**What the exercise asks**
Each line below should be reproduced without any alteration.

**Working data**
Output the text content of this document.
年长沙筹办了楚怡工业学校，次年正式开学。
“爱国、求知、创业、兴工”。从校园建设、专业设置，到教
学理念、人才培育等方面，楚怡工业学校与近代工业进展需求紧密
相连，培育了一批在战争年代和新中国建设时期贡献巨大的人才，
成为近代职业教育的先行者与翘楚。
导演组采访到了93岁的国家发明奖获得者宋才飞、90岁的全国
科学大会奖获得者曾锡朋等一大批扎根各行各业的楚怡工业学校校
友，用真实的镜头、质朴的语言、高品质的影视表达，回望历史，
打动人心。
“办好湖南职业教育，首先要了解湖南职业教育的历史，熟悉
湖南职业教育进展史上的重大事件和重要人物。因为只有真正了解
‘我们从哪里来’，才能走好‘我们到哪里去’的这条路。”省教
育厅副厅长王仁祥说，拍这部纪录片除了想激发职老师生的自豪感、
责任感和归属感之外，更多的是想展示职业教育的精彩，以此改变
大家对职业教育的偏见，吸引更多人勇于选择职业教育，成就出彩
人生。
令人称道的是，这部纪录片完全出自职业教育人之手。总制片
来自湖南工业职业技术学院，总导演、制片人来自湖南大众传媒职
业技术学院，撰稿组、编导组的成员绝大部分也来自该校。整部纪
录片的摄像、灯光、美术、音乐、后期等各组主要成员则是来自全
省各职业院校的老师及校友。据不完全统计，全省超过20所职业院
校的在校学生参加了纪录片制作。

**The output**
Output the text content of this document.
年长沙筹办了楚怡工业学校，次年正式开学。
“爱国、求知、创业、兴工”。从校园建设、专业设置，到教
学理念、人才培育等方面，楚怡工业学校与近代工业进展需求紧密
相连，培育了一批在战争年代和新中国建设时期贡献巨大的人才，
成为近代职业教育的先行者与翘楚。
导演组采访到了93岁的国家发明奖获得者宋才飞、90岁的全国
科学大会奖获得者曾锡朋等一大批扎根各行各业的楚怡工业学校校
友，用真实的镜头、质朴的语言、高品质的影视表达，回望历史，
打动人心。
“办好湖南职业教育，首先要了解湖南职业教育的历史，熟悉
湖南职业教育进展史上的重大事件和重要人物。因为只有真正了解
‘我们从哪里来’，才能走好‘我们到哪里去’的这条路。”省教
育厅副厅长王仁祥说，拍这部纪录片除了想激发职老师生的自豪感、
责任感和归属感之外，更多的是想展示职业教育的精彩，以此改变
大家对职业教育的偏见，吸引更多人勇于选择职业教育，成就出彩
人生。
令人称道的是，这部纪录片完全出自职业教育人之手。总制片
来自湖南工业职业技术学院，总导演、制片人来自湖南大众传媒职
业技术学院，撰稿组、编导组的成员绝大部分也来自该校。整部纪
录片的摄像、灯光、美术、音乐、后期等各组主要成员则是来自全
省各职业院校的老师及校友。据不完全统计，全省超过20所职业院
校的在校学生参加了纪录片制作。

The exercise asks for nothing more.